[Dataset excerpt]
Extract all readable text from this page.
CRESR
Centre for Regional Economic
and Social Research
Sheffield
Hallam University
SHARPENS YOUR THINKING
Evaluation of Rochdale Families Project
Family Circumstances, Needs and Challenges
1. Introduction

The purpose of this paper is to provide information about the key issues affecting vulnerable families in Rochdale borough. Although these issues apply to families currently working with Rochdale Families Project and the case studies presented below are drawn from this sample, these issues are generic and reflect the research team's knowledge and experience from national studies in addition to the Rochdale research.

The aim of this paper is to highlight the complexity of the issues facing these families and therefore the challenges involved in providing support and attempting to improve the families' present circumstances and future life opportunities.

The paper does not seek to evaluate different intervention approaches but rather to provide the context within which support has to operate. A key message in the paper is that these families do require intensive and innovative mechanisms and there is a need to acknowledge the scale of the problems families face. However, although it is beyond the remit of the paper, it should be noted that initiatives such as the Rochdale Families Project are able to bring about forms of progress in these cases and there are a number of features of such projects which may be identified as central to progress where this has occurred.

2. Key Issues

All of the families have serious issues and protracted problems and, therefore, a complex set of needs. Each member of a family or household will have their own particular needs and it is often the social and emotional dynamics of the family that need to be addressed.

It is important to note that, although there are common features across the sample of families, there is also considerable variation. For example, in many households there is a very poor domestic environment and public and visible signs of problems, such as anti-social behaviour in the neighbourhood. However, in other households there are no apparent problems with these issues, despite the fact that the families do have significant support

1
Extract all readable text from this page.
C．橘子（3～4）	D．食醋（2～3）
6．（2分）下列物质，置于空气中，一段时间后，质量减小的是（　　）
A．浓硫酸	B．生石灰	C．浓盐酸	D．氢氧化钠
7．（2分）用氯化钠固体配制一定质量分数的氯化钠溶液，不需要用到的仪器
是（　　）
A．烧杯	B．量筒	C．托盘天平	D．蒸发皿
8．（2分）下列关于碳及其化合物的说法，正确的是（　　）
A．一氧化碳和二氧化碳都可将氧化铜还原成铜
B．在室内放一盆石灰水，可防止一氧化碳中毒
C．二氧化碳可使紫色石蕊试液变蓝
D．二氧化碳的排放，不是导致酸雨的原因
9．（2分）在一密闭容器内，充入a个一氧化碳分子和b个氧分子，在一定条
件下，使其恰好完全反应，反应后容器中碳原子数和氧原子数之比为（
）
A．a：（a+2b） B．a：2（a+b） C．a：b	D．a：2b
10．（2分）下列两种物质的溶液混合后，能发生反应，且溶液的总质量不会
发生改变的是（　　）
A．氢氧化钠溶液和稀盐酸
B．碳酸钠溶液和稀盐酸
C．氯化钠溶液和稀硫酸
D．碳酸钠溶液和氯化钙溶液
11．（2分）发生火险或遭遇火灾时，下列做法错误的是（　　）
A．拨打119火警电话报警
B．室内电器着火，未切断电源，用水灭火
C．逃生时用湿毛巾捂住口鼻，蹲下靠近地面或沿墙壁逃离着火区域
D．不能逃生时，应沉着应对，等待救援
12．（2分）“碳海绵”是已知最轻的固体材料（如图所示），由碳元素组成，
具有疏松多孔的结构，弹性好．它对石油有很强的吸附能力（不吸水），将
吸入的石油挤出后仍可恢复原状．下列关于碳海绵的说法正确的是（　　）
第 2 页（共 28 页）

WHAT YOU HAVE TO DO:
The listing above must be transcribed exactly, line by line.

RESULT OF THIS EXERCISE:
Extract all readable text from this page.
CRESR
Centre for Regional Economic
and Social Research
Sheffield
Hallam University
SHARPENS YOUR THINKING
Evaluation of Rochdale Families Project
Family Circumstances, Needs and Challenges
1. Introduction

The purpose of this paper is to provide information about the key issues affecting vulnerable families in Rochdale borough. Although these issues apply to families currently working with Rochdale Families Project and the case studies presented below are drawn from this sample, these issues are generic and reflect the research team's knowledge and experience from national studies in addition to the Rochdale research.

The aim of this paper is to highlight the complexity of the issues facing these families and therefore the challenges involved in providing support and attempting to improve the families' present circumstances and future life opportunities.

The paper does not seek to evaluate different intervention approaches but rather to provide the context within which support has to operate. A key message in the paper is that these families do require intensive and innovative mechanisms and there is a need to acknowledge the scale of the problems families face. However, although it is beyond the remit of the paper, it should be noted that initiatives such as the Rochdale Families Project are able to bring about forms of progress in these cases and there are a number of features of such projects which may be identified as central to progress where this has occurred.

2. Key Issues

All of the families have serious issues and protracted problems and, therefore, a complex set of needs. Each member of a family or household will have their own particular needs and it is often the social and emotional dynamics of the family that need to be addressed.

It is important to note that, although there are common features across the sample of families, there is also considerable variation. For example, in many households there is a very poor domestic environment and public and visible signs of problems, such as anti-social behaviour in the neighbourhood. However, in other households there are no apparent problems with these issues, despite the fact that the families do have significant support

1
Extract all readable text from this page.
C．橘子（3～4）	D．食醋（2～3）
6．（2分）下列物质，置于空气中，一段时间后，质量减小的是（　　）
A．浓硫酸	B．生石灰	C．浓盐酸	D．氢氧化钠
7．（2分）用氯化钠固体配制一定质量分数的氯化钠溶液，不需要用到的仪器
是（　　）
A．烧杯	B．量筒	C．托盘天平	D．蒸发皿
8．（2分）下列关于碳及其化合物的说法，正确的是（　　）
A．一氧化碳和二氧化碳都可将氧化铜还原成铜
B．在室内放一盆石灰水，可防止一氧化碳中毒
C．二氧化碳可使紫色石蕊试液变蓝
D．二氧化碳的排放，不是导致酸雨的原因
9．（2分）在一密闭容器内，充入a个一氧化碳分子和b个氧分子，在一定条
件下，使其恰好完全反应，反应后容器中碳原子数和氧原子数之比为（
）
A．a：（a+2b） B．a：2（a+b） C．a：b	D．a：2b
10．（2分）下列两种物质的溶液混合后，能发生反应，且溶液的总质量不会
发生改变的是（　　）
A．氢氧化钠溶液和稀盐酸
B．碳酸钠溶液和稀盐酸
C．氯化钠溶液和稀硫酸
D．碳酸钠溶液和氯化钙溶液
11．（2分）发生火险或遭遇火灾时，下列做法错误的是（　　）
A．拨打119火警电话报警
B．室内电器着火，未切断电源，用水灭火
C．逃生时用湿毛巾捂住口鼻，蹲下靠近地面或沿墙壁逃离着火区域
D．不能逃生时，应沉着应对，等待救援
12．（2分）“碳海绵”是已知最轻的固体材料（如图所示），由碳元素组成，
具有疏松多孔的结构，弹性好．它对石油有很强的吸附能力（不吸水），将
吸入的石油挤出后仍可恢复原状．下列关于碳海绵的说法正确的是（　　）
第 2 页（共 28 页）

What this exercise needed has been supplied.